### [Request]
Your task is to copy the listing exactly, with the pictures left out.

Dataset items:
========================================

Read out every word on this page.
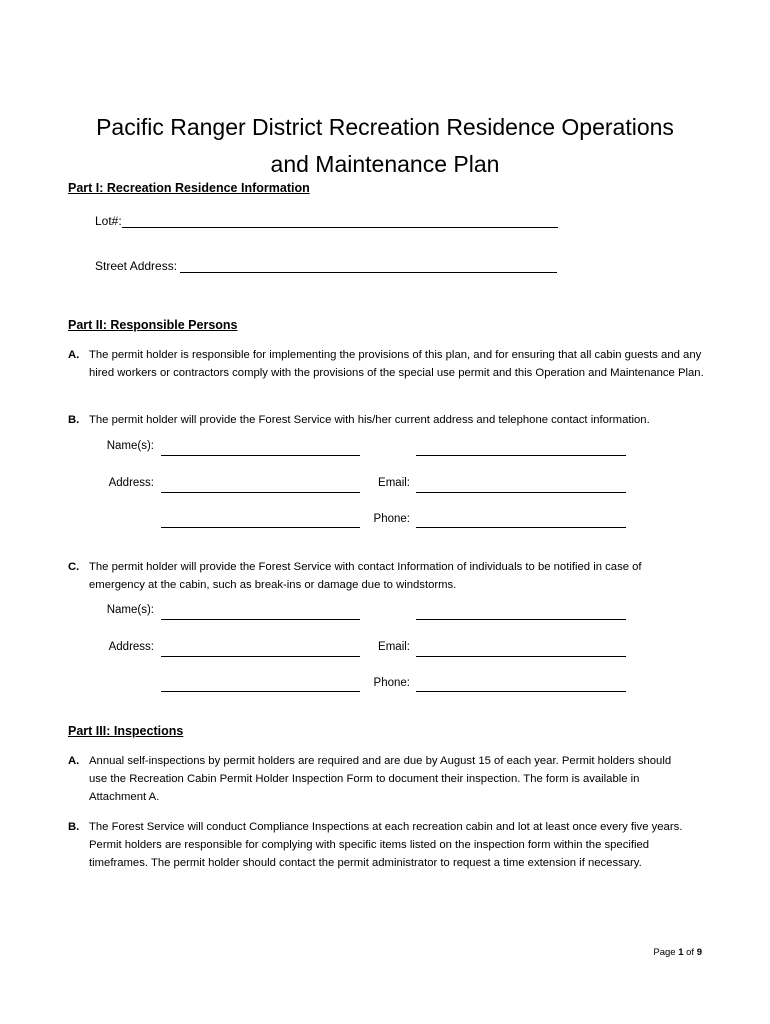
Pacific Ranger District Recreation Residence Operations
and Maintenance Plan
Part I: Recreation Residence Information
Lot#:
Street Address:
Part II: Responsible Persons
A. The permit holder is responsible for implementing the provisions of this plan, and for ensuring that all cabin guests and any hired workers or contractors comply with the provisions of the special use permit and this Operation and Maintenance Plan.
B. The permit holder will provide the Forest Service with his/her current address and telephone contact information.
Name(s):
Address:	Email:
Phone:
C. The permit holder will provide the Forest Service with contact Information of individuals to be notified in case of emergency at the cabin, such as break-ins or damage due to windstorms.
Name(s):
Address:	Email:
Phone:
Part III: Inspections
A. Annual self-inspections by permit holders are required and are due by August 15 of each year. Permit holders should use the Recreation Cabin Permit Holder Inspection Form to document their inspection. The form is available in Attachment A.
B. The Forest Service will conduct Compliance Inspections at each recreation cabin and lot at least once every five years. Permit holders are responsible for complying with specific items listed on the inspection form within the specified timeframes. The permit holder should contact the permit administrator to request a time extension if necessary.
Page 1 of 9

========================================

### [Full solution]
Read out every word on this page.
Pacific Ranger District Recreation Residence Operations
and Maintenance Plan
Part I: Recreation Residence Information
Lot#:
Street Address:
Part II: Responsible Persons
A. The permit holder is responsible for implementing the provisions of this plan, and for ensuring that all cabin guests and any hired workers or contractors comply with the provisions of the special use permit and this Operation and Maintenance Plan.
B. The permit holder will provide the Forest Service with his/her current address and telephone contact information.
Name(s):
Address:	Email:
Phone:
C. The permit holder will provide the Forest Service with contact Information of individuals to be notified in case of emergency at the cabin, such as break-ins or damage due to windstorms.
Name(s):
Address:	Email:
Phone:
Part III: Inspections
A. Annual self-inspections by permit holders are required and are due by August 15 of each year. Permit holders should use the Recreation Cabin Permit Holder Inspection Form to document their inspection. The form is available in Attachment A.
B. The Forest Service will conduct Compliance Inspections at each recreation cabin and lot at least once every five years. Permit holders are responsible for complying with specific items listed on the inspection form within the specified timeframes. The permit holder should contact the permit administrator to request a time extension if necessary.
Page 1 of 9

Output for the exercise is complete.